▶ _SUPPLIED MATERIAL_
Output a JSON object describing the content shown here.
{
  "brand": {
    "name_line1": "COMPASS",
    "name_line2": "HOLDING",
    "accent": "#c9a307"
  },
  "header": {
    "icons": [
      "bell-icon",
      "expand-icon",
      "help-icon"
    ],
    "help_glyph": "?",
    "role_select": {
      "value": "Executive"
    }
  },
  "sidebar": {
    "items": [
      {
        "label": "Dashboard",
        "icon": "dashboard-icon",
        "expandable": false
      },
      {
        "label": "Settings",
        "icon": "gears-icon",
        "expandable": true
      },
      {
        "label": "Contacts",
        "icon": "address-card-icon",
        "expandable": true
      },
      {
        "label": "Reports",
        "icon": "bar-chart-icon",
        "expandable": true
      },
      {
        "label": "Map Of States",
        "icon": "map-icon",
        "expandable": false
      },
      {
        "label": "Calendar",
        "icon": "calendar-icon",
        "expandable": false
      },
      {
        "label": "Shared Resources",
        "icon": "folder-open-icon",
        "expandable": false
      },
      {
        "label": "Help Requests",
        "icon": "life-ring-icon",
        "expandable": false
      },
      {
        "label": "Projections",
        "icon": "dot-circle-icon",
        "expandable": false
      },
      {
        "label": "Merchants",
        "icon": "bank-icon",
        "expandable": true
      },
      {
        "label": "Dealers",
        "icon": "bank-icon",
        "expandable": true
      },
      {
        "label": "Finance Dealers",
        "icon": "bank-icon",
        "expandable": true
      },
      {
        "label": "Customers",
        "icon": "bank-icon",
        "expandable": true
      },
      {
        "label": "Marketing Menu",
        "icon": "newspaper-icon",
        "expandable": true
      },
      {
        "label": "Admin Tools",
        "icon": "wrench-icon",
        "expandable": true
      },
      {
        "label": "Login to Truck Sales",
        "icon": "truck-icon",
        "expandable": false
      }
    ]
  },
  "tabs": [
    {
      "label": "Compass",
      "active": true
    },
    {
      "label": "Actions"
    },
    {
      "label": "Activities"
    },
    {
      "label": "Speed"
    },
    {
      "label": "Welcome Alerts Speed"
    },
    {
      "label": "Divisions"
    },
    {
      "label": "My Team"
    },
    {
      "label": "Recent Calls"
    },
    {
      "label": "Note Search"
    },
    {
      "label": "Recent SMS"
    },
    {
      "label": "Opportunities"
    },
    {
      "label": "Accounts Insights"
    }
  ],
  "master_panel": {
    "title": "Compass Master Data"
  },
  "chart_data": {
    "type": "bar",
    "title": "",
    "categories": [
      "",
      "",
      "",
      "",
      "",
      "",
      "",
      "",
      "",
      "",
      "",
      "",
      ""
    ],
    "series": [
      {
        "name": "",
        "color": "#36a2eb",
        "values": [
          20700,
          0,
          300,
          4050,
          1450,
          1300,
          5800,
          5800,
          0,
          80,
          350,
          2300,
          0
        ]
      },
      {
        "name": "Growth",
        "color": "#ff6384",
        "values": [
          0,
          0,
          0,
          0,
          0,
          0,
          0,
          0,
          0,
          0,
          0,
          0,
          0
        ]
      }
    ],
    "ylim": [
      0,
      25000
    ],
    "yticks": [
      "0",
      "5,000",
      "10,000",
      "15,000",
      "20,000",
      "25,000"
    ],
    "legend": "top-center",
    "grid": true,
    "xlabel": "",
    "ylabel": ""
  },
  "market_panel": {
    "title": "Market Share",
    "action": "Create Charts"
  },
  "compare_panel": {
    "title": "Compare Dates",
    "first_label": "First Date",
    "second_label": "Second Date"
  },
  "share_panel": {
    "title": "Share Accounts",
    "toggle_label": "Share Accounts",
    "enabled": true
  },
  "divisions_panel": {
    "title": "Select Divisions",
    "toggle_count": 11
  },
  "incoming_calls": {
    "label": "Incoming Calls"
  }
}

▶ _PROBLEM STATEMENT_
Repeat each record in full; every line must match exactly.

▶ _THE OUTPUT_
Output a JSON object describing the content shown here.
{
  "brand": {
    "name_line1": "COMPASS",
    "name_line2": "HOLDING",
    "accent": "#c9a307"
  },
  "header": {
    "icons": [
      "bell-icon",
      "expand-icon",
      "help-icon"
    ],
    "help_glyph": "?",
    "role_select": {
      "value": "Executive"
    }
  },
  "sidebar": {
    "items": [
      {
        "label": "Dashboard",
        "icon": "dashboard-icon",
        "expandable": false
      },
      {
        "label": "Settings",
        "icon": "gears-icon",
        "expandable": true
      },
      {
        "label": "Contacts",
        "icon": "address-card-icon",
        "expandable": true
      },
      {
        "label": "Reports",
        "icon": "bar-chart-icon",
        "expandable": true
      },
      {
        "label": "Map Of States",
        "icon": "map-icon",
        "expandable": false
      },
      {
        "label": "Calendar",
        "icon": "calendar-icon",
        "expandable": false
      },
      {
        "label": "Shared Resources",
        "icon": "folder-open-icon",
        "expandable": false
      },
      {
        "label": "Help Requests",
        "icon": "life-ring-icon",
        "expandable": false
      },
      {
        "label": "Projections",
        "icon": "dot-circle-icon",
        "expandable": false
      },
      {
        "label": "Merchants",
        "icon": "bank-icon",
        "expandable": true
      },
      {
        "label": "Dealers",
        "icon": "bank-icon",
        "expandable": true
      },
      {
        "label": "Finance Dealers",
        "icon": "bank-icon",
        "expandable": true
      },
      {
        "label": "Customers",
        "icon": "bank-icon",
        "expandable": true
      },
      {
        "label": "Marketing Menu",
        "icon": "newspaper-icon",
        "expandable": true
      },
      {
        "label": "Admin Tools",
        "icon": "wrench-icon",
        "expandable": true
      },
      {
        "label": "Login to Truck Sales",
        "icon": "truck-icon",
        "expandable": false
      }
    ]
  },
  "tabs": [
    {
      "label": "Compass",
      "active": true
    },
    {
      "label": "Actions"
    },
    {
      "label": "Activities"
    },
    {
      "label": "Speed"
    },
    {
      "label": "Welcome Alerts Speed"
    },
    {
      "label": "Divisions"
    },
    {
      "label": "My Team"
    },
    {
      "label": "Recent Calls"
    },
    {
      "label": "Note Search"
    },
    {
      "label": "Recent SMS"
    },
    {
      "label": "Opportunities"
    },
    {
      "label": "Accounts Insights"
    }
  ],
  "master_panel": {
    "title": "Compass Master Data"
  },
  "chart_data": {
    "type": "bar",
    "title": "",
    "categories": [
      "",
      "",
      "",
      "",
      "",
      "",
      "",
      "",
      "",
      "",
      "",
      "",
      ""
    ],
    "series": [
      {
        "name": "",
        "color": "#36a2eb",
        "values": [
          20700,
          0,
          300,
          4050,
          1450,
          1300,
          5800,
          5800,
          0,
          80,
          350,
          2300,
          0
        ]
      },
      {
        "name": "Growth",
        "color": "#ff6384",
        "values": [
          0,
          0,
          0,
          0,
          0,
          0,
          0,
          0,
          0,
          0,
          0,
          0,
          0
        ]
      }
    ],
    "ylim": [
      0,
      25000
    ],
    "yticks": [
      "0",
      "5,000",
      "10,000",
      "15,000",
      "20,000",
      "25,000"
    ],
    "legend": "top-center",
    "grid": true,
    "xlabel": "",
    "ylabel": ""
  },
  "market_panel": {
    "title": "Market Share",
    "action": "Create Charts"
  },
  "compare_panel": {
    "title": "Compare Dates",
    "first_label": "First Date",
    "second_label": "Second Date"
  },
  "share_panel": {
    "title": "Share Accounts",
    "toggle_label": "Share Accounts",
    "enabled": true
  },
  "divisions_panel": {
    "title": "Select Divisions",
    "toggle_count": 11
  },
  "incoming_calls": {
    "label": "Incoming Calls"
  }
}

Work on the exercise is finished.